The need for state intervention in temple management was realised during the temple entry movement, which stressed the importance of treating temples as public spaces
For almost a century, the Tamil Nadu government has been
trying to bring the Chidambaram Natarajar temple or the Sabanayagar
temple as it is officially known, under state administration. The
Dikshitars, the priest community controlling the temple, have resisted
this. After litigating bitterly for two decades against the appointment
of an executive officer to manage the temple, the priests have got a
favourable judgment. The Supreme Court has ruled that the Dikshitars are
a religious denomination, and the State has to protect their right to
manage the temple as guaranteed by Article 26 of the Constitution. This
judgment may appear to have settled a long tussle, but, in fact, it has
raised new questions and brought back important old ones. In a State
where even Jain temples are managed under a Hindu Act as approved by
courts, accepting Dikshitars, who have many cultural commonalities with
Smartha Brahmins, as a religious denomination, is bound to be contested.

Exercise description
Answer these from the temple passage:
1. What is the Chidambaram Natarajar temple officially known as?
2. For how long did the priests litigate against the appointment of an executive officer?
3. Which article of the Constitution guarantees the Dikshitars' right to manage the temple?
Rely only on the temple passage.

[Element and box listings]
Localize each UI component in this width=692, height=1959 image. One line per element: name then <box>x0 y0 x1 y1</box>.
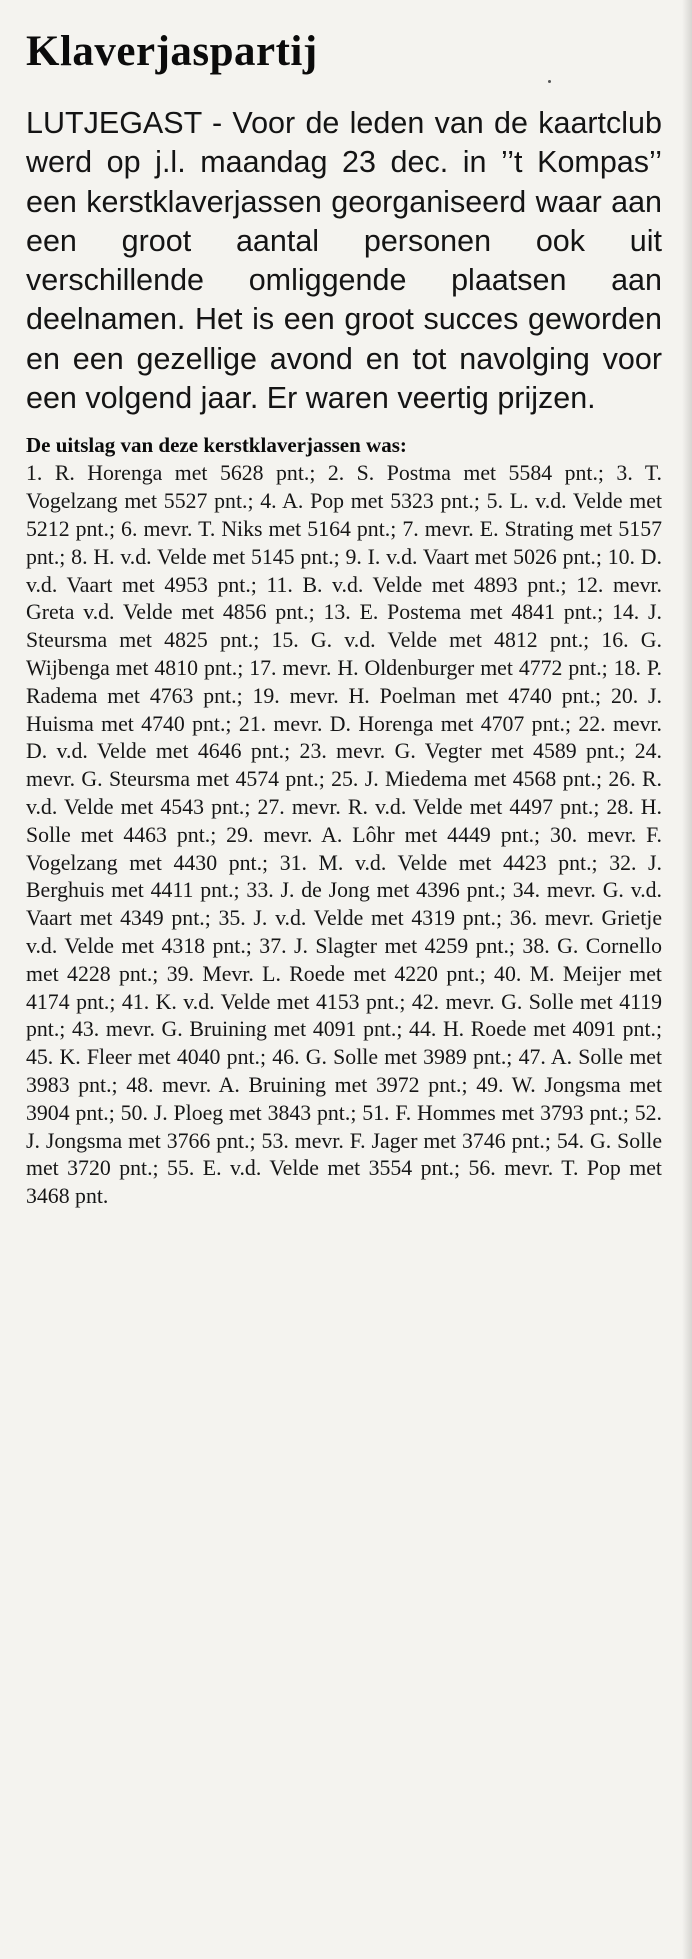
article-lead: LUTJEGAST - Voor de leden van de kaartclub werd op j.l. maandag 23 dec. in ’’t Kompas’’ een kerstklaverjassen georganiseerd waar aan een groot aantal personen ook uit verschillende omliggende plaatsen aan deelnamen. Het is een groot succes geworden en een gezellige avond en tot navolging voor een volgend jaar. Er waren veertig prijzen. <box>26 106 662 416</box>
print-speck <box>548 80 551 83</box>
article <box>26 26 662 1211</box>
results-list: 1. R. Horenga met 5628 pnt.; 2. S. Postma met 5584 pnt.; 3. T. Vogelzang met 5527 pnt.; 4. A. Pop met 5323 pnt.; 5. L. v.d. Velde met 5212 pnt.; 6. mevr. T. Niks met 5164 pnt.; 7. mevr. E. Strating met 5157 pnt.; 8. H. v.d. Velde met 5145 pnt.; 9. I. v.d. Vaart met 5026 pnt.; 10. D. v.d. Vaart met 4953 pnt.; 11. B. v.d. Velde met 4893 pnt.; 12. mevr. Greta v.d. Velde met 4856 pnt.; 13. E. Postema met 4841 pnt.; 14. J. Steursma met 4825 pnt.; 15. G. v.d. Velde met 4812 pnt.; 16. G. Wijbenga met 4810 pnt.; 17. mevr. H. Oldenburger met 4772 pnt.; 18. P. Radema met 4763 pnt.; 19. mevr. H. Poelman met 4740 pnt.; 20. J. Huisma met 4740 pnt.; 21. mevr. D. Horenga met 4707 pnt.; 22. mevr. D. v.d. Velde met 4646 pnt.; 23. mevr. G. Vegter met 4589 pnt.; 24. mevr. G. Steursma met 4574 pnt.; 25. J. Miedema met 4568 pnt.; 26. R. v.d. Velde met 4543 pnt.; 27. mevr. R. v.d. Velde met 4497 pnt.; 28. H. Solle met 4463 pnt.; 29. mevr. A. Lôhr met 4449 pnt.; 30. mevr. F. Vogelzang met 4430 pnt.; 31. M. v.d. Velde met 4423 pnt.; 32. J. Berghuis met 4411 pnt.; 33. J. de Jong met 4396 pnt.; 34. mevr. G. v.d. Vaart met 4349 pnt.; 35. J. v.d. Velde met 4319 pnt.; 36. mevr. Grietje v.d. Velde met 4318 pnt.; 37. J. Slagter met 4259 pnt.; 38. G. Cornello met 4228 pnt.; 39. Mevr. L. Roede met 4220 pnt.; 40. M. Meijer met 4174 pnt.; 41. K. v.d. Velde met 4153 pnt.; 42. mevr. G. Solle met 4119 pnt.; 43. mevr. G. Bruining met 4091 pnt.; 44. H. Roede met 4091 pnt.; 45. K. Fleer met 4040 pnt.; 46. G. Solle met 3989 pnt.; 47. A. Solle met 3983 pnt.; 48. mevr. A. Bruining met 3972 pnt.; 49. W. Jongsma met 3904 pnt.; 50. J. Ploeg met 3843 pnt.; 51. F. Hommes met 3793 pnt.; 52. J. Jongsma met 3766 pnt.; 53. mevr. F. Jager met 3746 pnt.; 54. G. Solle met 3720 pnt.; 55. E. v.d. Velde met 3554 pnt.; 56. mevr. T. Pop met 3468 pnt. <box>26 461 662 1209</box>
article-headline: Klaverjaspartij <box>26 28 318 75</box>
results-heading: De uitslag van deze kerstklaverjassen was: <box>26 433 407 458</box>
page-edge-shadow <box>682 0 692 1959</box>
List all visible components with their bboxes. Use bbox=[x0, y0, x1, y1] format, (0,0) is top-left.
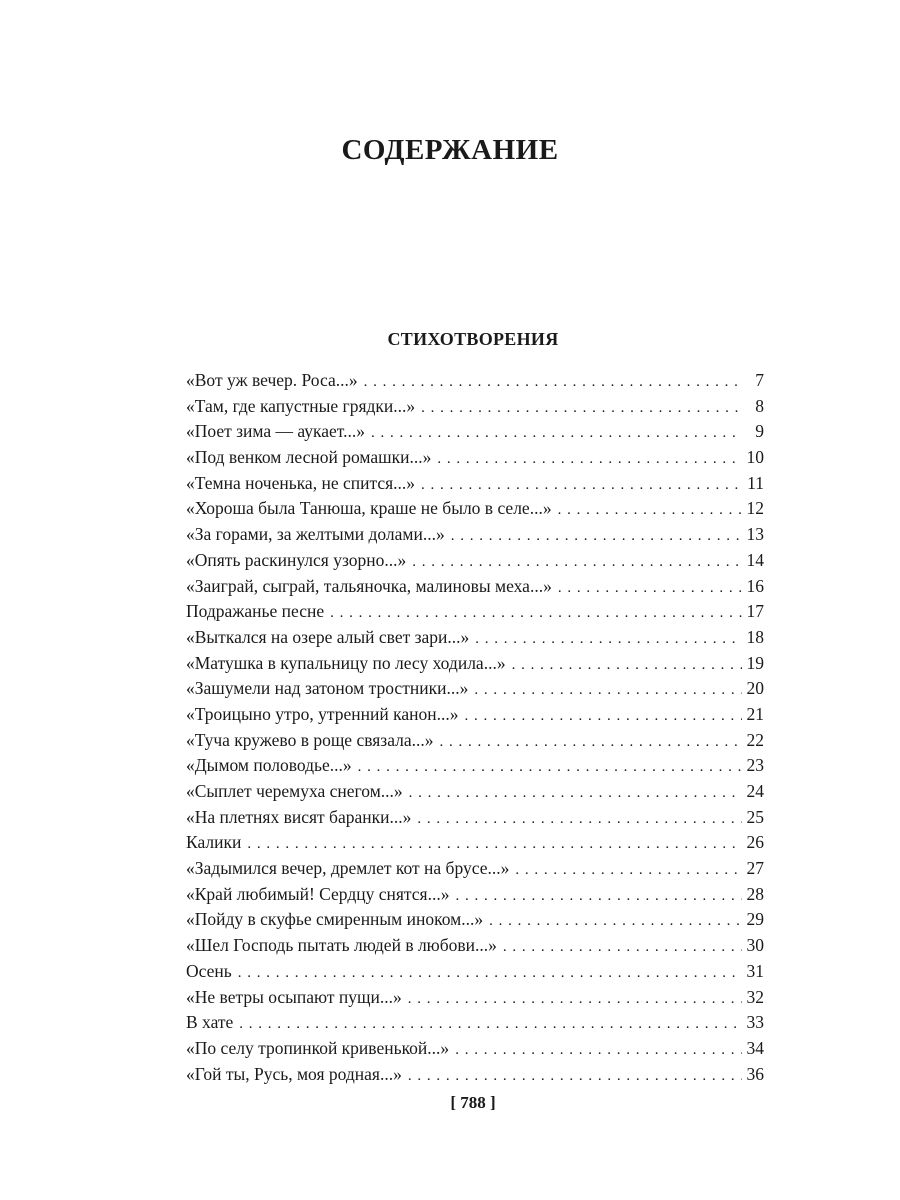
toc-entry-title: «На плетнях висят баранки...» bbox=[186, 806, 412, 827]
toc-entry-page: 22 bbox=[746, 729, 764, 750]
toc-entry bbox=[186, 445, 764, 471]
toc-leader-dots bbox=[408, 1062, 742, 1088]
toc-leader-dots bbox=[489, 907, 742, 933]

Answer to the exercise
1. The Sabanayagar temple
2. Two decades
3. Article 26